▸ **Source records**
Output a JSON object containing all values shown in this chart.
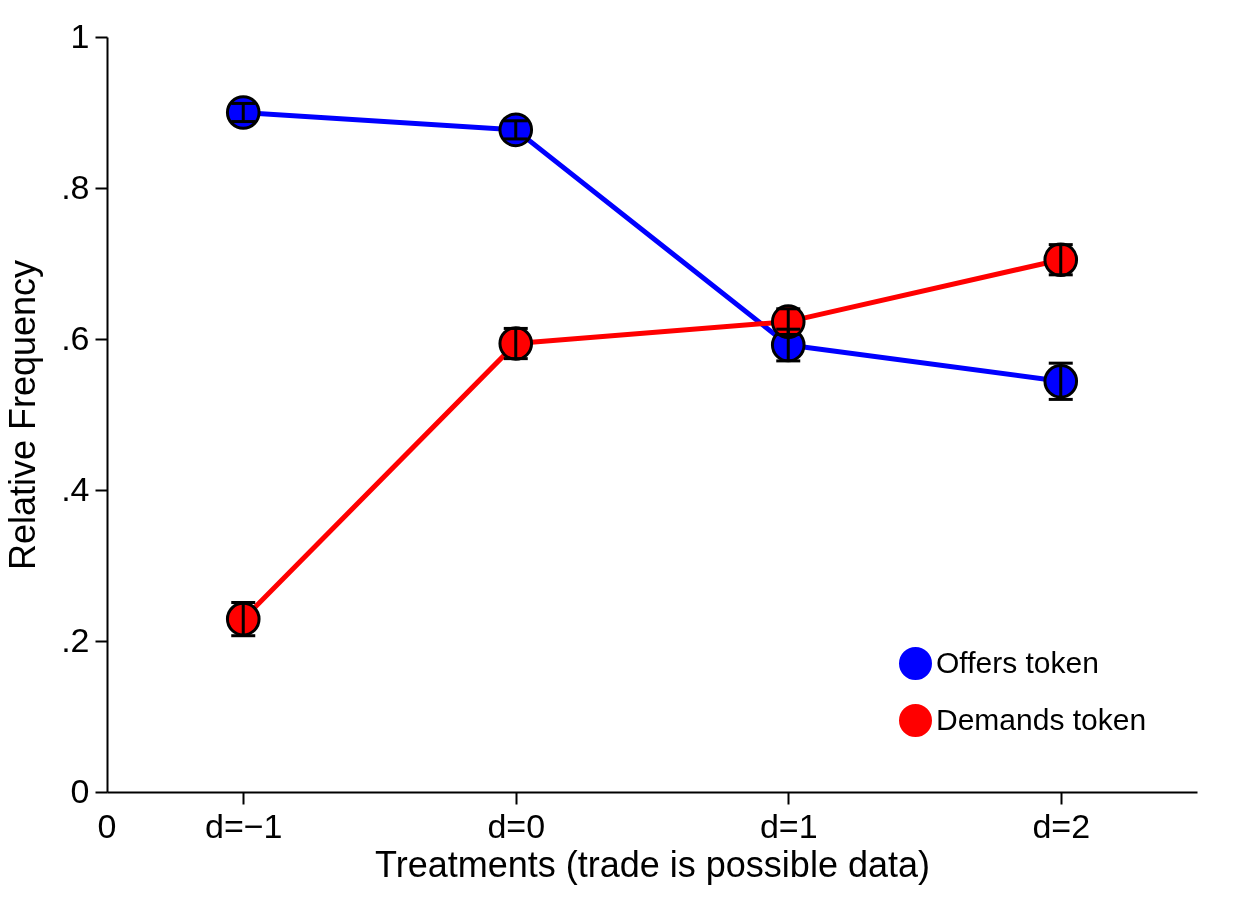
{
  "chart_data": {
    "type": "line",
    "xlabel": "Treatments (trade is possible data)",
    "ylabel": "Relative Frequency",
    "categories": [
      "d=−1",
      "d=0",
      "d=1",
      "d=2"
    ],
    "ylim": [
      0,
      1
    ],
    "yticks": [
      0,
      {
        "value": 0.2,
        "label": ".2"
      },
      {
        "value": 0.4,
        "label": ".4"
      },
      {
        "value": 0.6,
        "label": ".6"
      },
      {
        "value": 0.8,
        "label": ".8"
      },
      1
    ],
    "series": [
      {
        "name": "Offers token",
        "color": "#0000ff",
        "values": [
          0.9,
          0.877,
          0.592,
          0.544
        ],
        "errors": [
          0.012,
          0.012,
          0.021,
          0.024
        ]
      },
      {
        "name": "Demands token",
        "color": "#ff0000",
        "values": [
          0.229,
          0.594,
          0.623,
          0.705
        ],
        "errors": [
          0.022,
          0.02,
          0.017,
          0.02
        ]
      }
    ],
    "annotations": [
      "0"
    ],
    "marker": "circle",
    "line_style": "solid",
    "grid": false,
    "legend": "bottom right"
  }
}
* * *
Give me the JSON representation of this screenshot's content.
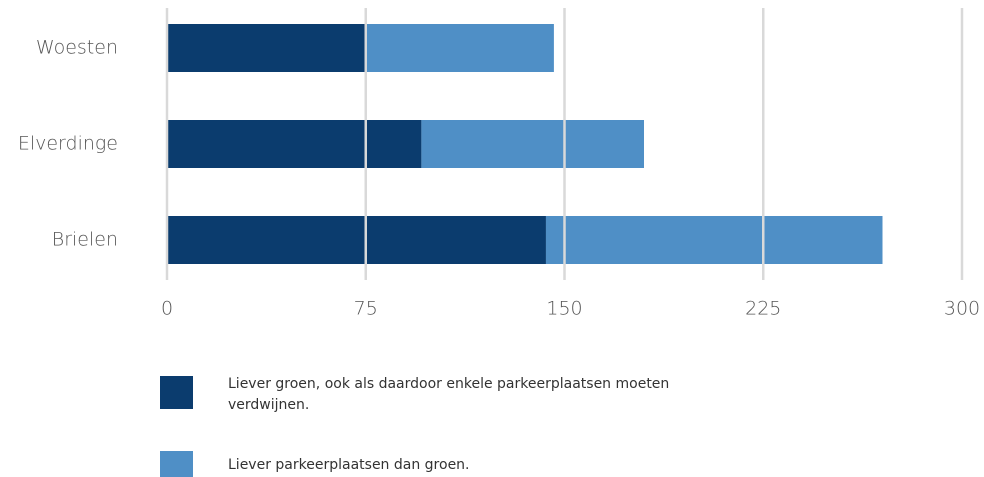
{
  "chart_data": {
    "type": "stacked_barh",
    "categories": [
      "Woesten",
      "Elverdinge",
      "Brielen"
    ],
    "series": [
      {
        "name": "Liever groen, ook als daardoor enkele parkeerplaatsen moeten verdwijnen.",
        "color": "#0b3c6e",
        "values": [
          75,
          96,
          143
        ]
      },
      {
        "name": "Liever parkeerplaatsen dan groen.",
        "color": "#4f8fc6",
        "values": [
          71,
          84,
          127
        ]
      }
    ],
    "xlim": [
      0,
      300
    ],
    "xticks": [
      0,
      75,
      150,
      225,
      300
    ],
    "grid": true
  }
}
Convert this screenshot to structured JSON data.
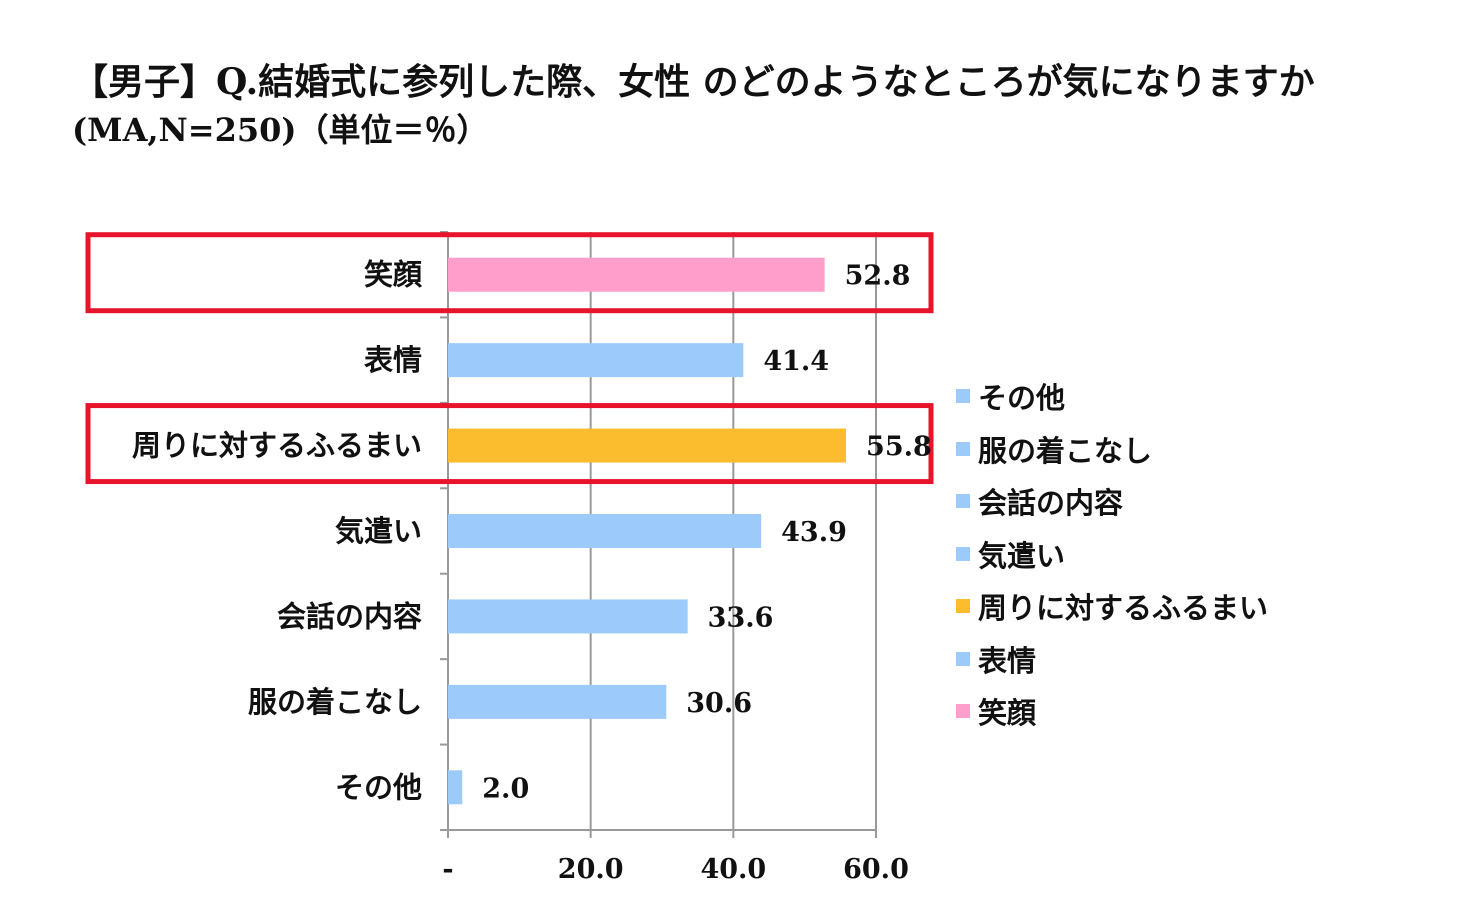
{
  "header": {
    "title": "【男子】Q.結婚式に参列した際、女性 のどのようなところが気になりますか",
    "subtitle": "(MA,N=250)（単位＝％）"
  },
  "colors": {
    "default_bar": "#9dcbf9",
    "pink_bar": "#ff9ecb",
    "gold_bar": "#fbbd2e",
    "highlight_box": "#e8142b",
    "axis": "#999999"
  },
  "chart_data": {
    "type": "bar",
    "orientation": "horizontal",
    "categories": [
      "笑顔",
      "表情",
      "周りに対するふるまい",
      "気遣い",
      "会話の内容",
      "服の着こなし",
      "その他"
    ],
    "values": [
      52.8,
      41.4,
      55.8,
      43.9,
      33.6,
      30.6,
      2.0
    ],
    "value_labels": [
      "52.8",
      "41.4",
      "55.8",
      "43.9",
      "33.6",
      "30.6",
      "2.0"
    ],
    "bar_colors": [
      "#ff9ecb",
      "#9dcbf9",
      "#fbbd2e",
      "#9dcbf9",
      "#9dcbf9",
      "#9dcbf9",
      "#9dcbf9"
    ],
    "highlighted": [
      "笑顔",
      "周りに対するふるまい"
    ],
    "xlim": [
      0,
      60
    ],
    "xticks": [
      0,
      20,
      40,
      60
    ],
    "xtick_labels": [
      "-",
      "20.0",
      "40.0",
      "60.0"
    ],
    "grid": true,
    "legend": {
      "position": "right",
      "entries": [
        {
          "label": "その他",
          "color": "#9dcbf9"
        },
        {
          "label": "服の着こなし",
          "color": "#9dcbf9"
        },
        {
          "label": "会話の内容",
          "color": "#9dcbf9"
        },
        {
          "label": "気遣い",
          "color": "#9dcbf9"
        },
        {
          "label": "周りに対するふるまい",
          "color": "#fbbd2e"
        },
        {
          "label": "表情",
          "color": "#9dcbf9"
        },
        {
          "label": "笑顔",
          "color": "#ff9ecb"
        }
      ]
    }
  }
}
* * *
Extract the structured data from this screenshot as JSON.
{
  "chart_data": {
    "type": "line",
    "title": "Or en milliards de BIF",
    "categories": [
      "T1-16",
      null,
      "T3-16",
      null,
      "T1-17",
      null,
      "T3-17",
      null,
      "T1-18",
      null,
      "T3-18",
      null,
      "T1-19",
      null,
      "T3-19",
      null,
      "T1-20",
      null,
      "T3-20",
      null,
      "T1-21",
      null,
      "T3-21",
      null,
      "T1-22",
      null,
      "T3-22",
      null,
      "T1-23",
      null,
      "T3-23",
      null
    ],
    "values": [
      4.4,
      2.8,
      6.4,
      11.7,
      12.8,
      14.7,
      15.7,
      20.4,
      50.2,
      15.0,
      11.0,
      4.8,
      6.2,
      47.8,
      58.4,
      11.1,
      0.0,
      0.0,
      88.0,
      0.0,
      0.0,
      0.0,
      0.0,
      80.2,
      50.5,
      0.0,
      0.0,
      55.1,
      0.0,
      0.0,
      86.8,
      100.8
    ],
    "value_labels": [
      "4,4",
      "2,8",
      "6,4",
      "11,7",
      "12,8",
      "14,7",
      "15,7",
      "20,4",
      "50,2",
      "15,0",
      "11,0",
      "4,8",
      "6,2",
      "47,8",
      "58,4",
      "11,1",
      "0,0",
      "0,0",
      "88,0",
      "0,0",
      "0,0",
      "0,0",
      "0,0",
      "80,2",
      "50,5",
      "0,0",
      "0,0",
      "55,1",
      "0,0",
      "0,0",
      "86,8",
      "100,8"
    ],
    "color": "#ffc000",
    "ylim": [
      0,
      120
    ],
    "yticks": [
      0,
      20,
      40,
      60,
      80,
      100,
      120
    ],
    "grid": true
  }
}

▸ **Exercise instructions**
Look above for every line with the word "JSON" and copy it.

▸ **Answer to this problem**
Output a JSON object containing all values shown in this chart.
Give me the JSON representation of this screenshot's content.
Convert this screenshot to structured JSON data.
Extract the structured data from this screenshot as JSON.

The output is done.